§ **Instruction**
Write out each entry, exactly the way it appears.

◇ ◇ ◇ ◇ ◇ ◇ ◇

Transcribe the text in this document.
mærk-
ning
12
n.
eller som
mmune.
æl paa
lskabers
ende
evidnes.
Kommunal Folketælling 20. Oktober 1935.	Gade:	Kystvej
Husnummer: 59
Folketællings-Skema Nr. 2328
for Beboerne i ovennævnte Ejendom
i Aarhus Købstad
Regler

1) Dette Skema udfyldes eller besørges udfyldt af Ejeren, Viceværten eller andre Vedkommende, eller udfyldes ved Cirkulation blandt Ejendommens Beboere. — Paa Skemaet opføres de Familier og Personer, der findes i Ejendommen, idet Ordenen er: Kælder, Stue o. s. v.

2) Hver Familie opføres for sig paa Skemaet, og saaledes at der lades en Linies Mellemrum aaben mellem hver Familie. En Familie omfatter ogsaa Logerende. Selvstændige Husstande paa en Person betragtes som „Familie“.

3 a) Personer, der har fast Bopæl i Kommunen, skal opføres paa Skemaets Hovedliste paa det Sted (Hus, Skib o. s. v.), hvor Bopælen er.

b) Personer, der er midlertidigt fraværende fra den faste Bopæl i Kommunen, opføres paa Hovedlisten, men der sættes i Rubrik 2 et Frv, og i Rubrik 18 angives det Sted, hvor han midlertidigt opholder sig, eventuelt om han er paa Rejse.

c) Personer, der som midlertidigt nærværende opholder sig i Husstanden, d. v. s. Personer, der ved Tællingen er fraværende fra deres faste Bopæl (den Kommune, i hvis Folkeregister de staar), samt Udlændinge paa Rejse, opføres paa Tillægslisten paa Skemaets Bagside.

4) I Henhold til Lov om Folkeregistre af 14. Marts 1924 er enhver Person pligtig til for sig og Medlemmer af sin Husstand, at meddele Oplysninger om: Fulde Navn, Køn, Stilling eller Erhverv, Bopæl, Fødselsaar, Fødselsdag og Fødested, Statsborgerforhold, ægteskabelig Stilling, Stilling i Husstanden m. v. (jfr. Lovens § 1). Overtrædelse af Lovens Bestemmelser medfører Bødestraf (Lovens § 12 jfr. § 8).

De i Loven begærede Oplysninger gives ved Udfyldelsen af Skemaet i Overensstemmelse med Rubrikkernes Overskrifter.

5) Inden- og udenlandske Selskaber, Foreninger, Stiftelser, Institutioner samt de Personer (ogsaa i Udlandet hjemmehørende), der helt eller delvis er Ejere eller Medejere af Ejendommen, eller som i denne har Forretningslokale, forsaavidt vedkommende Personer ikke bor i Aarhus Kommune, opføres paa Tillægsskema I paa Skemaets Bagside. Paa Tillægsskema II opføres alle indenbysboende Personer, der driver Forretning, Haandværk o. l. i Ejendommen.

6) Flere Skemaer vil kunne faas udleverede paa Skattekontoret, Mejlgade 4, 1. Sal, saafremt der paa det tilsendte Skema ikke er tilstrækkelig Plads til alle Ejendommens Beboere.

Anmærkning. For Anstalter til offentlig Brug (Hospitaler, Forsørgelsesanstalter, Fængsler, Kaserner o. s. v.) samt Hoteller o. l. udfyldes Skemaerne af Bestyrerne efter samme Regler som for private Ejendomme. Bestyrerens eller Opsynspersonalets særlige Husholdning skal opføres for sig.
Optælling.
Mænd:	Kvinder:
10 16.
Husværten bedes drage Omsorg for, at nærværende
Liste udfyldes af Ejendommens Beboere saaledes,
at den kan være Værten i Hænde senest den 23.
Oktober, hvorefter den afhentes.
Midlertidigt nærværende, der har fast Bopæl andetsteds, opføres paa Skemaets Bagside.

◇ ◇ ◇ ◇ ◇ ◇ ◇

§ **Correct response**
Transcribe the text in this document.
mærk-
ning
12
n.
eller som
mmune.
æl paa
lskabers
ende
evidnes.
Kommunal Folketælling 20. Oktober 1935.	Gade:	Kystvej
Husnummer: 59
Folketællings-Skema Nr. 2328
for Beboerne i ovennævnte Ejendom
i Aarhus Købstad
Regler

1) Dette Skema udfyldes eller besørges udfyldt af Ejeren, Viceværten eller andre Vedkommende, eller udfyldes ved Cirkulation blandt Ejendommens Beboere. — Paa Skemaet opføres de Familier og Personer, der findes i Ejendommen, idet Ordenen er: Kælder, Stue o. s. v.

2) Hver Familie opføres for sig paa Skemaet, og saaledes at der lades en Linies Mellemrum aaben mellem hver Familie. En Familie omfatter ogsaa Logerende. Selvstændige Husstande paa en Person betragtes som „Familie“.

3 a) Personer, der har fast Bopæl i Kommunen, skal opføres paa Skemaets Hovedliste paa det Sted (Hus, Skib o. s. v.), hvor Bopælen er.

b) Personer, der er midlertidigt fraværende fra den faste Bopæl i Kommunen, opføres paa Hovedlisten, men der sættes i Rubrik 2 et Frv, og i Rubrik 18 angives det Sted, hvor han midlertidigt opholder sig, eventuelt om han er paa Rejse.

c) Personer, der som midlertidigt nærværende opholder sig i Husstanden, d. v. s. Personer, der ved Tællingen er fraværende fra deres faste Bopæl (den Kommune, i hvis Folkeregister de staar), samt Udlændinge paa Rejse, opføres paa Tillægslisten paa Skemaets Bagside.

4) I Henhold til Lov om Folkeregistre af 14. Marts 1924 er enhver Person pligtig til for sig og Medlemmer af sin Husstand, at meddele Oplysninger om: Fulde Navn, Køn, Stilling eller Erhverv, Bopæl, Fødselsaar, Fødselsdag og Fødested, Statsborgerforhold, ægteskabelig Stilling, Stilling i Husstanden m. v. (jfr. Lovens § 1). Overtrædelse af Lovens Bestemmelser medfører Bødestraf (Lovens § 12 jfr. § 8).

De i Loven begærede Oplysninger gives ved Udfyldelsen af Skemaet i Overensstemmelse med Rubrikkernes Overskrifter.

5) Inden- og udenlandske Selskaber, Foreninger, Stiftelser, Institutioner samt de Personer (ogsaa i Udlandet hjemmehørende), der helt eller delvis er Ejere eller Medejere af Ejendommen, eller som i denne har Forretningslokale, forsaavidt vedkommende Personer ikke bor i Aarhus Kommune, opføres paa Tillægsskema I paa Skemaets Bagside. Paa Tillægsskema II opføres alle indenbysboende Personer, der driver Forretning, Haandværk o. l. i Ejendommen.

6) Flere Skemaer vil kunne faas udleverede paa Skattekontoret, Mejlgade 4, 1. Sal, saafremt der paa det tilsendte Skema ikke er tilstrækkelig Plads til alle Ejendommens Beboere.

Anmærkning. For Anstalter til offentlig Brug (Hospitaler, Forsørgelsesanstalter, Fængsler, Kaserner o. s. v.) samt Hoteller o. l. udfyldes Skemaerne af Bestyrerne efter samme Regler som for private Ejendomme. Bestyrerens eller Opsynspersonalets særlige Husholdning skal opføres for sig.
Optælling.
Mænd:	Kvinder:
10 16.
Husværten bedes drage Omsorg for, at nærværende
Liste udfyldes af Ejendommens Beboere saaledes,
at den kan være Værten i Hænde senest den 23.
Oktober, hvorefter den afhentes.
Midlertidigt nærværende, der har fast Bopæl andetsteds, opføres paa Skemaets Bagside.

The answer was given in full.